[EXERCISE DIRECTIONS] Find the string "JSON" in the records. Copy every line it appears in.

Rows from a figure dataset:
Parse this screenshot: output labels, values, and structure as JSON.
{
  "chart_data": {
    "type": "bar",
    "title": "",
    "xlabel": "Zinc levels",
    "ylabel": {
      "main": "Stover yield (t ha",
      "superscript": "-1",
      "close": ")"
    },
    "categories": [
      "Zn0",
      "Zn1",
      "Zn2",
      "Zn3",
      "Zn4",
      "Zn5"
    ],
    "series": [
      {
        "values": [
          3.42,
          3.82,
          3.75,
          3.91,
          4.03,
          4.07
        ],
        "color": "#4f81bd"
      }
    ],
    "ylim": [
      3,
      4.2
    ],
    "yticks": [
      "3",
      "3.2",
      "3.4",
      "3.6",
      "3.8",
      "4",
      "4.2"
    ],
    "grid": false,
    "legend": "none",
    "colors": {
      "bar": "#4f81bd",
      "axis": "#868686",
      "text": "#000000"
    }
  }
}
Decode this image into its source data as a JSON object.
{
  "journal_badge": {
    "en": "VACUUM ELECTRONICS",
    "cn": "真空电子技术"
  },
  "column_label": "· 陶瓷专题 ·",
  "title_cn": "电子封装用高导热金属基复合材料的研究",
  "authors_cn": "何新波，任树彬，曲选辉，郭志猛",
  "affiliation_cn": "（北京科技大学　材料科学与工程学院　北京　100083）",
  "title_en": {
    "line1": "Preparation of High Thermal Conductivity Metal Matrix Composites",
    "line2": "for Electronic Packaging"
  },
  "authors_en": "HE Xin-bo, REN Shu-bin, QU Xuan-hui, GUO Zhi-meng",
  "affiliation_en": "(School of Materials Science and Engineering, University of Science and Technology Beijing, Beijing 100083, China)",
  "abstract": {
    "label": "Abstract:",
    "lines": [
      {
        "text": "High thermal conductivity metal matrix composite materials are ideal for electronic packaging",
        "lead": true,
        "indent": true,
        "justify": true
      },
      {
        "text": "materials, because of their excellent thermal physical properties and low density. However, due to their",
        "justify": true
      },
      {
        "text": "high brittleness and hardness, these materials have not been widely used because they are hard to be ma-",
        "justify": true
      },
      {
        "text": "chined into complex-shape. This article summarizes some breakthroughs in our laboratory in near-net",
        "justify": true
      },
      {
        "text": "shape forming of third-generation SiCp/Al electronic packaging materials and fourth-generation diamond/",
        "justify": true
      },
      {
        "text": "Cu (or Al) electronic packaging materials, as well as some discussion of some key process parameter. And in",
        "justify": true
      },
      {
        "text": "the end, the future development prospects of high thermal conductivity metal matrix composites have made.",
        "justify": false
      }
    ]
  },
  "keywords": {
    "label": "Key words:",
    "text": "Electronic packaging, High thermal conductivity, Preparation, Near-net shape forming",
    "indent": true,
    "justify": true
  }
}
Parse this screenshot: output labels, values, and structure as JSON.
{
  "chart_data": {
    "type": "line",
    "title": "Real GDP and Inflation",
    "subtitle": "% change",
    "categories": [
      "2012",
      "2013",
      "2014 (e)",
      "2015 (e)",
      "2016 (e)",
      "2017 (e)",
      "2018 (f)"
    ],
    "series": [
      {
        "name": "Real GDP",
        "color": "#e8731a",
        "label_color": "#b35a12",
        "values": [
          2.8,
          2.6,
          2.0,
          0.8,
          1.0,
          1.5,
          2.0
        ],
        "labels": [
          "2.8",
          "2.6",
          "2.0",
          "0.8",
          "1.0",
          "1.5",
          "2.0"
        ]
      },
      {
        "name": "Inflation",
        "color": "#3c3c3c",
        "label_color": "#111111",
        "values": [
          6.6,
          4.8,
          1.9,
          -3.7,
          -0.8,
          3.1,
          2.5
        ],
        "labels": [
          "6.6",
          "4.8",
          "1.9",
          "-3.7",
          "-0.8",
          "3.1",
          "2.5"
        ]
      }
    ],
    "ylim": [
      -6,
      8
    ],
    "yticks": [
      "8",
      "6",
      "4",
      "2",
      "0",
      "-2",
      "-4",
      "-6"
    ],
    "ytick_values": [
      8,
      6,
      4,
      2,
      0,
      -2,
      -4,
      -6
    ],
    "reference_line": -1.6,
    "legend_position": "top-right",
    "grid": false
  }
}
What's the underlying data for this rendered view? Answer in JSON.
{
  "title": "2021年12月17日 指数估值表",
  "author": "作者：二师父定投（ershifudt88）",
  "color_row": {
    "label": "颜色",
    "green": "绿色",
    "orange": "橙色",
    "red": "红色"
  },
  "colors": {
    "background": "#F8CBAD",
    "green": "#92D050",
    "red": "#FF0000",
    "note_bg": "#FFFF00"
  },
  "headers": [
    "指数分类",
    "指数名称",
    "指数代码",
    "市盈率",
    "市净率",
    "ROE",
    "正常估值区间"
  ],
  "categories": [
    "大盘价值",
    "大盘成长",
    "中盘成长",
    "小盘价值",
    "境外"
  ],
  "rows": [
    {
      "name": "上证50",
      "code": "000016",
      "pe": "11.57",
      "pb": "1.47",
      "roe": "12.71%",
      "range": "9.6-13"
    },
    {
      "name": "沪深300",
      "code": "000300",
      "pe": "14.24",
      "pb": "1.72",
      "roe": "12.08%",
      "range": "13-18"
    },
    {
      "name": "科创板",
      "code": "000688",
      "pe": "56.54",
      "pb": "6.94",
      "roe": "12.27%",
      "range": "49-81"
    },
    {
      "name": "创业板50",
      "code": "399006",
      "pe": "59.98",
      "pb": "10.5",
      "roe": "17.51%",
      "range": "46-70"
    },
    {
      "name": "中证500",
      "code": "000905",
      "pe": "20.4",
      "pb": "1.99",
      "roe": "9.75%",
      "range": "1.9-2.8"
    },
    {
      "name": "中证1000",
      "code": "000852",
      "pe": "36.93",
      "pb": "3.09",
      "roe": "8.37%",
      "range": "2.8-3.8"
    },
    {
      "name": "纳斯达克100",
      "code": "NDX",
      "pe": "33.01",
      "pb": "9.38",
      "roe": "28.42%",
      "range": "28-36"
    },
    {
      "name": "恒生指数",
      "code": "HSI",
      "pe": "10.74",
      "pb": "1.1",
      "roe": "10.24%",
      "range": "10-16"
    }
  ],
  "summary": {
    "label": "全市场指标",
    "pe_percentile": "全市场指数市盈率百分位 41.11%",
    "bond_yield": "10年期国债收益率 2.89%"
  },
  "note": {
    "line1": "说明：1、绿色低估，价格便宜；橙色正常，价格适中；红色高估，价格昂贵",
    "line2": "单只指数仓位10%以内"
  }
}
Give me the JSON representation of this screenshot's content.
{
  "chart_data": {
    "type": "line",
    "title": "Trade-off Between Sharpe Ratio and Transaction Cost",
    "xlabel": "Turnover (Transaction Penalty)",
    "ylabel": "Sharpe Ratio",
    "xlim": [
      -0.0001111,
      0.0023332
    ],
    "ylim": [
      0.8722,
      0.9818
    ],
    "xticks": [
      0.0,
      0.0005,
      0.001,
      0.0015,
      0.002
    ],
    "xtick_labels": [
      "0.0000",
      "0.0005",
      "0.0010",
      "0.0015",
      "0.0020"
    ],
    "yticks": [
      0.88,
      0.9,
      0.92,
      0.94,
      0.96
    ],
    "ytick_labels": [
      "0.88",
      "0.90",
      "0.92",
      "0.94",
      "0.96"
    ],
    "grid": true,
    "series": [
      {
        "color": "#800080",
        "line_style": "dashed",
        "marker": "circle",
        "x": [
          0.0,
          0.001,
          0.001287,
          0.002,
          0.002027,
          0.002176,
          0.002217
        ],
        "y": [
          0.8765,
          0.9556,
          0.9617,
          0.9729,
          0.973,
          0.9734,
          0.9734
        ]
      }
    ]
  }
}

[RESPONSE TO THE EXERCISE]
Parse this screenshot: output labels, values, and structure as JSON.
Decode this image into its source data as a JSON object.
Parse this screenshot: output labels, values, and structure as JSON.
What's the underlying data for this rendered view? Answer in JSON.
Give me the JSON representation of this screenshot's content.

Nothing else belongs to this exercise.